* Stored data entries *
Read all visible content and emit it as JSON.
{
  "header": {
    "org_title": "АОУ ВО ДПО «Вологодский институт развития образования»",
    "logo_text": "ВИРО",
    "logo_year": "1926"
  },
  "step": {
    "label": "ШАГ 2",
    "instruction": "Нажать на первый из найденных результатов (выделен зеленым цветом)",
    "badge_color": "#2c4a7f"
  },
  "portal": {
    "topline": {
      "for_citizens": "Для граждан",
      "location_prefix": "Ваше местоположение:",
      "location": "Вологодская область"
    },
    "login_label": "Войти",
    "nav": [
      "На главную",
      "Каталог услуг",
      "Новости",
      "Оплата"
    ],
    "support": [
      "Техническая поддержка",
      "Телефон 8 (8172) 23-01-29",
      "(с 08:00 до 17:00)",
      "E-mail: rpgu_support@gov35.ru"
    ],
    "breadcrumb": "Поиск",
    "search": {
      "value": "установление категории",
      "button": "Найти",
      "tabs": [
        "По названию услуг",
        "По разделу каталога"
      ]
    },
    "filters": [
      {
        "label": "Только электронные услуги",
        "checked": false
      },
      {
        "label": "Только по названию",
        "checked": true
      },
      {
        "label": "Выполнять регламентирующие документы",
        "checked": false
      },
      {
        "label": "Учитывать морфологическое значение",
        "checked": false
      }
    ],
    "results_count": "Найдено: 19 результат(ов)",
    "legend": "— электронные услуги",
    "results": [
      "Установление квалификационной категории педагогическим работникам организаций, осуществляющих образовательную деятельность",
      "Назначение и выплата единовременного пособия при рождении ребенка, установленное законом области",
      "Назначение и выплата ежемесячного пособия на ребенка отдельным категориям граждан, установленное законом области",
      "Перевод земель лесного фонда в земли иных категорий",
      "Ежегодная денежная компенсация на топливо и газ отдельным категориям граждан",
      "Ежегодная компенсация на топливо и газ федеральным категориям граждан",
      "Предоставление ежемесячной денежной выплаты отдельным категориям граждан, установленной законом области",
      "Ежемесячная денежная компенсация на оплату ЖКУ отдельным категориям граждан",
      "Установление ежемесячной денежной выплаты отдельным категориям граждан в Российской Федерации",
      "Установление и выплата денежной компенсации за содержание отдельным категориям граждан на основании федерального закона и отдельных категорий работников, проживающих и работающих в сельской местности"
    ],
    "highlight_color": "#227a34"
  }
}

* TASK PROMPT *
Using the data above, reproduce every line exactly.

* CORRECT RESPONSE *
Read all visible content and emit it as JSON.
{
  "header": {
    "org_title": "АОУ ВО ДПО «Вологодский институт развития образования»",
    "logo_text": "ВИРО",
    "logo_year": "1926"
  },
  "step": {
    "label": "ШАГ 2",
    "instruction": "Нажать на первый из найденных результатов (выделен зеленым цветом)",
    "badge_color": "#2c4a7f"
  },
  "portal": {
    "topline": {
      "for_citizens": "Для граждан",
      "location_prefix": "Ваше местоположение:",
      "location": "Вологодская область"
    },
    "login_label": "Войти",
    "nav": [
      "На главную",
      "Каталог услуг",
      "Новости",
      "Оплата"
    ],
    "support": [
      "Техническая поддержка",
      "Телефон 8 (8172) 23-01-29",
      "(с 08:00 до 17:00)",
      "E-mail: rpgu_support@gov35.ru"
    ],
    "breadcrumb": "Поиск",
    "search": {
      "value": "установление категории",
      "button": "Найти",
      "tabs": [
        "По названию услуг",
        "По разделу каталога"
      ]
    },
    "filters": [
      {
        "label": "Только электронные услуги",
        "checked": false
      },
      {
        "label": "Только по названию",
        "checked": true
      },
      {
        "label": "Выполнять регламентирующие документы",
        "checked": false
      },
      {
        "label": "Учитывать морфологическое значение",
        "checked": false
      }
    ],
    "results_count": "Найдено: 19 результат(ов)",
    "legend": "— электронные услуги",
    "results": [
      "Установление квалификационной категории педагогическим работникам организаций, осуществляющих образовательную деятельность",
      "Назначение и выплата единовременного пособия при рождении ребенка, установленное законом области",
      "Назначение и выплата ежемесячного пособия на ребенка отдельным категориям граждан, установленное законом области",
      "Перевод земель лесного фонда в земли иных категорий",
      "Ежегодная денежная компенсация на топливо и газ отдельным категориям граждан",
      "Ежегодная компенсация на топливо и газ федеральным категориям граждан",
      "Предоставление ежемесячной денежной выплаты отдельным категориям граждан, установленной законом области",
      "Ежемесячная денежная компенсация на оплату ЖКУ отдельным категориям граждан",
      "Установление ежемесячной денежной выплаты отдельным категориям граждан в Российской Федерации",
      "Установление и выплата денежной компенсации за содержание отдельным категориям граждан на основании федерального закона и отдельных категорий работников, проживающих и работающих в сельской местности"
    ],
    "highlight_color": "#227a34"
  }
}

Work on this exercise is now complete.